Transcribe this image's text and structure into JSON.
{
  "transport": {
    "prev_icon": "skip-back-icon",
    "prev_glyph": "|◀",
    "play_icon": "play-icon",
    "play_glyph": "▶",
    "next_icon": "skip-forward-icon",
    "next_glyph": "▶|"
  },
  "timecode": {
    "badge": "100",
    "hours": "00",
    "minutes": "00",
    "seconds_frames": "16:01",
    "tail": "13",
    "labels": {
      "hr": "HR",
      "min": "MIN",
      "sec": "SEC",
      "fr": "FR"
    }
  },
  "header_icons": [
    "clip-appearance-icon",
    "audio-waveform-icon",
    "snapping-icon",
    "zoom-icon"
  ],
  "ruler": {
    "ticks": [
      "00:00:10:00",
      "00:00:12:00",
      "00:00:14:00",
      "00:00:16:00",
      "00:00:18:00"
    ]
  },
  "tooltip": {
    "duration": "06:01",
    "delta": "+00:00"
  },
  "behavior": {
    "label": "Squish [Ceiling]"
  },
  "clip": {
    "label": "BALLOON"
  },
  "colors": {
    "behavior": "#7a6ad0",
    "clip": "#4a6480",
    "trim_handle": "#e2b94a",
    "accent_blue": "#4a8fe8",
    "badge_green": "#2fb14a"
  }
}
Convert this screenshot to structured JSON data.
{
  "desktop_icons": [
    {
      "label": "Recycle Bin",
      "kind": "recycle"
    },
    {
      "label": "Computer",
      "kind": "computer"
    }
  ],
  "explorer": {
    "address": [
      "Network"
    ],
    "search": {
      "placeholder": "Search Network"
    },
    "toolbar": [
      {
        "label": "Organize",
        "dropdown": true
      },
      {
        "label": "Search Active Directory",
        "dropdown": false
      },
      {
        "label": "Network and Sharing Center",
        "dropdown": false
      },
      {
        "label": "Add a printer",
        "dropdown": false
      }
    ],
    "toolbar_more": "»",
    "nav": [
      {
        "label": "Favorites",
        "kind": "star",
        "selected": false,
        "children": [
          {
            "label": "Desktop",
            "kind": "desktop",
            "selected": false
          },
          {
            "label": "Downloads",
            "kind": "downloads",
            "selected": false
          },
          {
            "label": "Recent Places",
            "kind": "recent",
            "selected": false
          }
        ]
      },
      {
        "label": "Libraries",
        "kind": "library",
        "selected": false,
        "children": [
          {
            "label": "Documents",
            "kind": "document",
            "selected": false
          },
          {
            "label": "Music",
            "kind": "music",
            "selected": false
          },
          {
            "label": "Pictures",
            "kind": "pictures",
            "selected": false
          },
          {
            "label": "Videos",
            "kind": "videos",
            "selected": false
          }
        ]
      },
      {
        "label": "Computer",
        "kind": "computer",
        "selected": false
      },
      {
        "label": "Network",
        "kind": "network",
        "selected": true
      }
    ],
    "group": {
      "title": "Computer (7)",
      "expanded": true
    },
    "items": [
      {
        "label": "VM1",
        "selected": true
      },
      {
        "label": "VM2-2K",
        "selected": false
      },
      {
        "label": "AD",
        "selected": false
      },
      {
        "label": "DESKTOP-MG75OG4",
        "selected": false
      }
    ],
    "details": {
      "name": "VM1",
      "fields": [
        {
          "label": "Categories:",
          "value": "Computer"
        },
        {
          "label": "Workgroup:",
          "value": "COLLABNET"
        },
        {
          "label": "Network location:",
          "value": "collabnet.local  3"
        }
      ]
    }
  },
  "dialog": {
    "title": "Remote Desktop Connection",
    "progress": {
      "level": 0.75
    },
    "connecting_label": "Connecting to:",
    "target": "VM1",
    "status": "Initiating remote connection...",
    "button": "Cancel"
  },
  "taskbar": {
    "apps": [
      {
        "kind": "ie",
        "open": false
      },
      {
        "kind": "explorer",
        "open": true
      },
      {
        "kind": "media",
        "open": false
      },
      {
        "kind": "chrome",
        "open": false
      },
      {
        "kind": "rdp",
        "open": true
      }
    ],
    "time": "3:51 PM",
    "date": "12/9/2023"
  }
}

= = =

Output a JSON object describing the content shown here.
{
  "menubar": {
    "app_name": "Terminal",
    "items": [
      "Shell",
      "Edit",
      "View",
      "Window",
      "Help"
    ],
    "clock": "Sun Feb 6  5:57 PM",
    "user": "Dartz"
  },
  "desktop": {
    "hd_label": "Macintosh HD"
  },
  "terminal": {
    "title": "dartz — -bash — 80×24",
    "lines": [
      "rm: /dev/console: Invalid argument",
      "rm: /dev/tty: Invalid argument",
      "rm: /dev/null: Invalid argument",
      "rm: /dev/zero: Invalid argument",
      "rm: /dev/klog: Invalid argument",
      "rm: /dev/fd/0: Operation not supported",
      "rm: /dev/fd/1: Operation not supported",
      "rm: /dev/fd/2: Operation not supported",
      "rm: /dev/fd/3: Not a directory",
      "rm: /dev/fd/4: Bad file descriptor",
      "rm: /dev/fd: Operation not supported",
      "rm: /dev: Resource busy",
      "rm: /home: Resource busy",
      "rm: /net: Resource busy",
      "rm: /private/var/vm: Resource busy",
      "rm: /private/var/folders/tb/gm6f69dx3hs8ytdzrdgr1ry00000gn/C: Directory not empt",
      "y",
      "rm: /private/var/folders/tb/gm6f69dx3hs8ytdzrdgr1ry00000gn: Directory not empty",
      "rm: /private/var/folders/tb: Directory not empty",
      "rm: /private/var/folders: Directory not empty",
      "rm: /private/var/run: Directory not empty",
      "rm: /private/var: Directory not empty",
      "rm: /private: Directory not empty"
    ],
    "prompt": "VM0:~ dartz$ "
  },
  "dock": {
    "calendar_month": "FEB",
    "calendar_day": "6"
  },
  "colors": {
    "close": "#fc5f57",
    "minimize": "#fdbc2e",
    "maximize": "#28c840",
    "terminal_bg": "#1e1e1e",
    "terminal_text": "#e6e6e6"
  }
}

= = =

* **TASK DESCRIPTION**
Using the listing, say how many lines include the word "Operation", and add nothing else.

* **REPLY TO THE EXERCISE**
4